▸ Entries
════

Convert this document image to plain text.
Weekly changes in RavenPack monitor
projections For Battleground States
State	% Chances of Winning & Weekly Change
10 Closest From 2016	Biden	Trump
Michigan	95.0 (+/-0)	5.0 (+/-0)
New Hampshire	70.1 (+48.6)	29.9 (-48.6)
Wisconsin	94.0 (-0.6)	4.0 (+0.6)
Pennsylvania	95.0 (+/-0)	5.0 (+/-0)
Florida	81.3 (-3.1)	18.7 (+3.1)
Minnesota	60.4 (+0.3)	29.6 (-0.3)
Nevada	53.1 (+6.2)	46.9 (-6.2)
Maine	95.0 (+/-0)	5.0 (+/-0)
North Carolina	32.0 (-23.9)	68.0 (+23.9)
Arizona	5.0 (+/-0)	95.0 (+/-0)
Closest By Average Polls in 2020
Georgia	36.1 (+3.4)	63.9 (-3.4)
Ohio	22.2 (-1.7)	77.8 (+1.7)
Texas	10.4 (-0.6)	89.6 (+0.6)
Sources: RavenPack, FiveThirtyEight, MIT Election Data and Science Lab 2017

════

▸ Written exercise
Exactly as shown, repeat every record.

▸ Solution for this problem
Convert this document image to plain text.
Weekly changes in RavenPack monitor
projections For Battleground States
State	% Chances of Winning & Weekly Change
10 Closest From 2016	Biden	Trump
Michigan	95.0 (+/-0)	5.0 (+/-0)
New Hampshire	70.1 (+48.6)	29.9 (-48.6)
Wisconsin	94.0 (-0.6)	4.0 (+0.6)
Pennsylvania	95.0 (+/-0)	5.0 (+/-0)
Florida	81.3 (-3.1)	18.7 (+3.1)
Minnesota	60.4 (+0.3)	29.6 (-0.3)
Nevada	53.1 (+6.2)	46.9 (-6.2)
Maine	95.0 (+/-0)	5.0 (+/-0)
North Carolina	32.0 (-23.9)	68.0 (+23.9)
Arizona	5.0 (+/-0)	95.0 (+/-0)
Closest By Average Polls in 2020
Georgia	36.1 (+3.4)	63.9 (-3.4)
Ohio	22.2 (-1.7)	77.8 (+1.7)
Texas	10.4 (-0.6)	89.6 (+0.6)
Sources: RavenPack, FiveThirtyEight, MIT Election Data and Science Lab 2017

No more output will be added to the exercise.